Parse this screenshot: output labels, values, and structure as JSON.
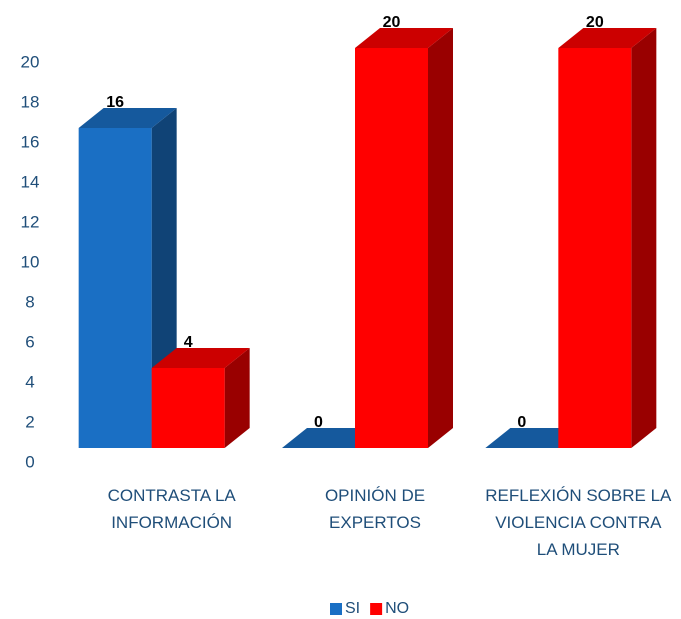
{
  "chart_data": {
    "type": "bar3d",
    "categories": [
      "CONTRASTA LA INFORMACIÓN",
      "OPINIÓN DE EXPERTOS",
      "REFLEXIÓN SOBRE LA VIOLENCIA CONTRA LA MUJER"
    ],
    "series": [
      {
        "name": "SI",
        "color": "#1a6fc4",
        "values": [
          16,
          0,
          0
        ]
      },
      {
        "name": "NO",
        "color": "#ff0000",
        "values": [
          4,
          20,
          20
        ]
      }
    ],
    "ylim": [
      0,
      20
    ],
    "yticks": [
      0,
      2,
      4,
      6,
      8,
      10,
      12,
      14,
      16,
      18,
      20
    ],
    "legend": "bottom"
  }
}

*-*-*

**TASK PROMPT:** Excluding the pictures, restate the records above word for word.

**WRITTEN SOLUTION:**
Parse this screenshot: output labels, values, and structure as JSON.
{
  "chart_data": {
    "type": "bar3d",
    "categories": [
      "CONTRASTA LA INFORMACIÓN",
      "OPINIÓN DE EXPERTOS",
      "REFLEXIÓN SOBRE LA VIOLENCIA CONTRA LA MUJER"
    ],
    "series": [
      {
        "name": "SI",
        "color": "#1a6fc4",
        "values": [
          16,
          0,
          0
        ]
      },
      {
        "name": "NO",
        "color": "#ff0000",
        "values": [
          4,
          20,
          20
        ]
      }
    ],
    "ylim": [
      0,
      20
    ],
    "yticks": [
      0,
      2,
      4,
      6,
      8,
      10,
      12,
      14,
      16,
      18,
      20
    ],
    "legend": "bottom"
  }
}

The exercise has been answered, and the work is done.